Stored items:
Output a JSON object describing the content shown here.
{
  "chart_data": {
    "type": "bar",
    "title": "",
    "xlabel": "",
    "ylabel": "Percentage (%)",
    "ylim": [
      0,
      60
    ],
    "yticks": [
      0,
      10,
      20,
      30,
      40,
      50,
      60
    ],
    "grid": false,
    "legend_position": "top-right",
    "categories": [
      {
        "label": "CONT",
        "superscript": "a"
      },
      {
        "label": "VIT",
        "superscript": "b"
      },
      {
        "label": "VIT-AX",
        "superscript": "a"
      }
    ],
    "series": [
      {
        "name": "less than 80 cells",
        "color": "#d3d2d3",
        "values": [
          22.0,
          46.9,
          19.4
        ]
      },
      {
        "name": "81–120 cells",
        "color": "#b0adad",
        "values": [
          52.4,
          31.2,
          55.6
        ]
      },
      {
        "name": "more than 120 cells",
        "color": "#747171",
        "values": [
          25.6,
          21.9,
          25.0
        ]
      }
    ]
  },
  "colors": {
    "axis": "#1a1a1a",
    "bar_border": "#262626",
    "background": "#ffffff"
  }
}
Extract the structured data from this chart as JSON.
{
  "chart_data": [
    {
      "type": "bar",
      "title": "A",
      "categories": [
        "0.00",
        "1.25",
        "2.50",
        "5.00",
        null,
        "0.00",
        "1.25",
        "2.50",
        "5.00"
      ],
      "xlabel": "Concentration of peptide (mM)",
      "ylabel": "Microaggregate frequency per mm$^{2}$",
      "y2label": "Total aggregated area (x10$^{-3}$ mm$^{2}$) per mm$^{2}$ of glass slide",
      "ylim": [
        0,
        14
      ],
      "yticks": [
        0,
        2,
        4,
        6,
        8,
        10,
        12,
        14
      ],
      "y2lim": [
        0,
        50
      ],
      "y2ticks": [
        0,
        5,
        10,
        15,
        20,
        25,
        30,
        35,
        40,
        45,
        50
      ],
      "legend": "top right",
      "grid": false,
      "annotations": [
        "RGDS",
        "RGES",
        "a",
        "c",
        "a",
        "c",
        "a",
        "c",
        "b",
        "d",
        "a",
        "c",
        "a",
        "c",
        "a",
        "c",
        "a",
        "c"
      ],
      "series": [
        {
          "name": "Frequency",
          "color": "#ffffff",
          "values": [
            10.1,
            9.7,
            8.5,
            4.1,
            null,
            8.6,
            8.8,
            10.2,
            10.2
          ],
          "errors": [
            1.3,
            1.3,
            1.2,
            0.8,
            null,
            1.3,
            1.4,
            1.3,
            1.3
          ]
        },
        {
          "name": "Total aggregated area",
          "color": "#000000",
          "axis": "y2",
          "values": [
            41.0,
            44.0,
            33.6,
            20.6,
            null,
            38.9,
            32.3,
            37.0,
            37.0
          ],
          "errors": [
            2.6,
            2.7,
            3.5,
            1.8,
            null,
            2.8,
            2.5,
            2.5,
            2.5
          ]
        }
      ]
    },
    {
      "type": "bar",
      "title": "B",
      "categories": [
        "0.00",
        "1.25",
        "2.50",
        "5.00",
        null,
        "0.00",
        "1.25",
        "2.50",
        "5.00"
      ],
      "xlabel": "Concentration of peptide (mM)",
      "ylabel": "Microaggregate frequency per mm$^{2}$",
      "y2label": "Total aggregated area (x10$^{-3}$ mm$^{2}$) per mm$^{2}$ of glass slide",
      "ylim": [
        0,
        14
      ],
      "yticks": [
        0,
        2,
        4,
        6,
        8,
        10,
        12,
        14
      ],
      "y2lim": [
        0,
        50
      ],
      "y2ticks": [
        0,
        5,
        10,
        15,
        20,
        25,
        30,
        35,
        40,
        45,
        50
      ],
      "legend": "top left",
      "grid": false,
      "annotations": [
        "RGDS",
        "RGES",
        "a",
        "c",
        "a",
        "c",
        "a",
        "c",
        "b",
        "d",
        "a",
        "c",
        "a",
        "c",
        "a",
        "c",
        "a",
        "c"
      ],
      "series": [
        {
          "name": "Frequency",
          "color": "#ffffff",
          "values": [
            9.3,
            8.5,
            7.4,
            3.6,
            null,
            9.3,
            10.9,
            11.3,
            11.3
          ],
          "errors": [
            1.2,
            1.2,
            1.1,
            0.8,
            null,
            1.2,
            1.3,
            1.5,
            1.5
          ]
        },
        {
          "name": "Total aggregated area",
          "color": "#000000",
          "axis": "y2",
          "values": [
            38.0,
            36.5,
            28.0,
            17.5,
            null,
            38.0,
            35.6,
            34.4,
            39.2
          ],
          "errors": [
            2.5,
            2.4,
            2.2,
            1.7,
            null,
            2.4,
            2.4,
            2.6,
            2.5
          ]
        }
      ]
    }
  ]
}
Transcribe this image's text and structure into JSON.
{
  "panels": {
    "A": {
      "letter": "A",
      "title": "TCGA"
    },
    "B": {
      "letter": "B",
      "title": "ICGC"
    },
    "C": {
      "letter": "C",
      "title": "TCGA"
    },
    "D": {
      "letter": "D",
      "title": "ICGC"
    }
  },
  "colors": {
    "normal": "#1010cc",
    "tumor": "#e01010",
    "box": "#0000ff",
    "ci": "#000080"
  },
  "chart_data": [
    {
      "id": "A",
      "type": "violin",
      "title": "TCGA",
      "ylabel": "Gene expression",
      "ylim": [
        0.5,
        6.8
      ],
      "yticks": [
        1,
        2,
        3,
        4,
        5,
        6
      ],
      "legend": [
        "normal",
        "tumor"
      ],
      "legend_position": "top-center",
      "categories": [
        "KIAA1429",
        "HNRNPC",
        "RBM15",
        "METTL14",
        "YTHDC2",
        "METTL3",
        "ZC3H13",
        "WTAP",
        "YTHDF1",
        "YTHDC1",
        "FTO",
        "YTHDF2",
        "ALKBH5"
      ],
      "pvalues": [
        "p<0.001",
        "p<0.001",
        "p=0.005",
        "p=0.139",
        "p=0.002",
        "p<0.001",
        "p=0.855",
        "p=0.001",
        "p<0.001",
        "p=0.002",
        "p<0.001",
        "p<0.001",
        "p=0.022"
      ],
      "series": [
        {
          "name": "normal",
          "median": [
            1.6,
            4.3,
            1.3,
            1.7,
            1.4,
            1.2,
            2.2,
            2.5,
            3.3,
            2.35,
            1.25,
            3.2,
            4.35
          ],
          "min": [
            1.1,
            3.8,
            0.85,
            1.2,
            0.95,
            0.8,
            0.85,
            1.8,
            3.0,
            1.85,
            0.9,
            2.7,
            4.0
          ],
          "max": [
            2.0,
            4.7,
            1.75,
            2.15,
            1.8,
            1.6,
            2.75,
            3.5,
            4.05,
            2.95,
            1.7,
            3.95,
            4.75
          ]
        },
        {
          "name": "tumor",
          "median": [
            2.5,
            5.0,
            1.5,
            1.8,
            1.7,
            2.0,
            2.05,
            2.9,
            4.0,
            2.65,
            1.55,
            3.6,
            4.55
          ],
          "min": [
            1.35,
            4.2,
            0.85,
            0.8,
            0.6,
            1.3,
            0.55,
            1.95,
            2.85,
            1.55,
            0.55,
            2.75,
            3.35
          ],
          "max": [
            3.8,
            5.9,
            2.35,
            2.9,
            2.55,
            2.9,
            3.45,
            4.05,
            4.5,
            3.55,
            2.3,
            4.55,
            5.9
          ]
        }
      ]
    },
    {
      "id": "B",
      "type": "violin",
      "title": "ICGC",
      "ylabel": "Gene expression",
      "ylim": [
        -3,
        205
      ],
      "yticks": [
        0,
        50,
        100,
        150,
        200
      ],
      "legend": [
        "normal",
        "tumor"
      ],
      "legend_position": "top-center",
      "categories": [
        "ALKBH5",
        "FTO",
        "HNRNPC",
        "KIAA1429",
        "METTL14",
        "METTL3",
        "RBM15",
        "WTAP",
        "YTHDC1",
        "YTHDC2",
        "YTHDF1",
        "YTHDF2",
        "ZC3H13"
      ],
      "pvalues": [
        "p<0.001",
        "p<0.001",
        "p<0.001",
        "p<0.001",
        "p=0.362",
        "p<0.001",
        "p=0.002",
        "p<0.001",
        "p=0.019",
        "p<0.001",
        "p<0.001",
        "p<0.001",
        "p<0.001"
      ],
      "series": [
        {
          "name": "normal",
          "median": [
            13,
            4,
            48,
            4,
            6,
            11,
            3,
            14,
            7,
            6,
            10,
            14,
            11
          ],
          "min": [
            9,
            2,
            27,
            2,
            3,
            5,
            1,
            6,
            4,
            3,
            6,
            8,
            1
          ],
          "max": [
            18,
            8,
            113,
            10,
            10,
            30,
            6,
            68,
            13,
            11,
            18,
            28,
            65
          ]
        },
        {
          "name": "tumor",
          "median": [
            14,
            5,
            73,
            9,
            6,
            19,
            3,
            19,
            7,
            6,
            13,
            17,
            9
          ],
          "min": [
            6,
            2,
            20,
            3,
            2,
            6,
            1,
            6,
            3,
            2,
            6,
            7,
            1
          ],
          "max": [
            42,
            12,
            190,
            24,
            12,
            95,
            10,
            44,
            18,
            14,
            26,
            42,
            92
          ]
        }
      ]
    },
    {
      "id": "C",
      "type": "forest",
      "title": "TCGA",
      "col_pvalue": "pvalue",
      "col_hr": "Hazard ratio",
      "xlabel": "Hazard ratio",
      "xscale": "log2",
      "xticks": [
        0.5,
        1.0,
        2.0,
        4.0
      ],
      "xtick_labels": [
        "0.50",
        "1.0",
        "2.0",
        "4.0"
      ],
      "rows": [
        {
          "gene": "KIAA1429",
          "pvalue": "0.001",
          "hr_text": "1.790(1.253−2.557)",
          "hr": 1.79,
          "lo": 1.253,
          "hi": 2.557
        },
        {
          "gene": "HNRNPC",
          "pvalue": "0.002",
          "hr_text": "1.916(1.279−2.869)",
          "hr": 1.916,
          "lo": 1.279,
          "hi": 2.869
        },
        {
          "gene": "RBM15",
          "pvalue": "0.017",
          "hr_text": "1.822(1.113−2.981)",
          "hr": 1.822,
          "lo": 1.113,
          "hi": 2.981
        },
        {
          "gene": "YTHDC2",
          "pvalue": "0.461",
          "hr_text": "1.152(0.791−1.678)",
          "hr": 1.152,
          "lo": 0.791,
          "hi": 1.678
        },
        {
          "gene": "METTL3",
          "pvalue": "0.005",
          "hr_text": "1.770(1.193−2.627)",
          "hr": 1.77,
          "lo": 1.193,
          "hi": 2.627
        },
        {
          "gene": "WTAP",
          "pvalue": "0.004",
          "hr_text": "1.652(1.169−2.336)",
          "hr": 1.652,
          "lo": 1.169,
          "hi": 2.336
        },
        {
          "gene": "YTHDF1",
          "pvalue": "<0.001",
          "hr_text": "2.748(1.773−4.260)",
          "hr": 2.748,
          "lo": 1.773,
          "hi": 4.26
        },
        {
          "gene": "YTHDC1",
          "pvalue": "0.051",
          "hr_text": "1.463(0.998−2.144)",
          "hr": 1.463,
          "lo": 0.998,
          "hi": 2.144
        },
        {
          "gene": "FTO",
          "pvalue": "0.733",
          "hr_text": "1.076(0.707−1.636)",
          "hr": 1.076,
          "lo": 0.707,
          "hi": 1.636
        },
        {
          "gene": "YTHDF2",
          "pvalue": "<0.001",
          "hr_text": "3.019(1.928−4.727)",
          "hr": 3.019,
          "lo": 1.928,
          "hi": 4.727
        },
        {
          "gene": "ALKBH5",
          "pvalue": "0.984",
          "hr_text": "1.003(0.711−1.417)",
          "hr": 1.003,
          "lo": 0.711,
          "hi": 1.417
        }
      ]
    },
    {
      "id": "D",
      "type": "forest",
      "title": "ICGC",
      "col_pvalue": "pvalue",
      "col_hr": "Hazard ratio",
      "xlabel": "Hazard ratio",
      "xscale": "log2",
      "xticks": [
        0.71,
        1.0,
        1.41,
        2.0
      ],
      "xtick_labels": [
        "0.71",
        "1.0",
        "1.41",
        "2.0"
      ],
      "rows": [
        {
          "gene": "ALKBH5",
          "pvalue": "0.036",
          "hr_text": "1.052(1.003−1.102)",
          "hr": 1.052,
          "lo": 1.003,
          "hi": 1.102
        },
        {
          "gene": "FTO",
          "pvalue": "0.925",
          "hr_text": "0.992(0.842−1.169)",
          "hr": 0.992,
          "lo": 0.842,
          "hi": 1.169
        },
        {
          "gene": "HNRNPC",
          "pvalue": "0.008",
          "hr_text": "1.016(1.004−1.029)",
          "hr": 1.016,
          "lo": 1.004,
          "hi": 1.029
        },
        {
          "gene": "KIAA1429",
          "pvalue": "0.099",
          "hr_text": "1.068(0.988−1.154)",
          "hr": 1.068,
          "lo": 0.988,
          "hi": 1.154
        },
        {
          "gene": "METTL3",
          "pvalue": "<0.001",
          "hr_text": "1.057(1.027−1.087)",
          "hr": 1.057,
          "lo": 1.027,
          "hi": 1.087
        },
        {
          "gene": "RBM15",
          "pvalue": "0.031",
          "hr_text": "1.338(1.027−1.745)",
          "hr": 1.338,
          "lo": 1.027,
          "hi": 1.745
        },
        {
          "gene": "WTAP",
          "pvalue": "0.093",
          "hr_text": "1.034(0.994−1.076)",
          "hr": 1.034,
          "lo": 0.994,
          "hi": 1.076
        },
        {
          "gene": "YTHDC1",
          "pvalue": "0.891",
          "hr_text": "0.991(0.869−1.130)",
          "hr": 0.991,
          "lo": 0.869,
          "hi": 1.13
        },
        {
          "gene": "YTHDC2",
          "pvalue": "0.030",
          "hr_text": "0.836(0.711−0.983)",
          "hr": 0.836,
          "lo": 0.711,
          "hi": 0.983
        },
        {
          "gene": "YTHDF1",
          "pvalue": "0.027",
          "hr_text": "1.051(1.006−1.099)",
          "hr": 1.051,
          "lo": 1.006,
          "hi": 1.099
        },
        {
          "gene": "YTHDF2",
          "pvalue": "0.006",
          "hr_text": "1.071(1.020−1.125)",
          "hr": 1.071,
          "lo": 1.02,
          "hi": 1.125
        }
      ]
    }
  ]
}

(Work required) Copy each line of the records above that carries the word "cells".

(Result)
        "name": "less than 80 cells",
        "name": "81–120 cells",
        "name": "more than 120 cells",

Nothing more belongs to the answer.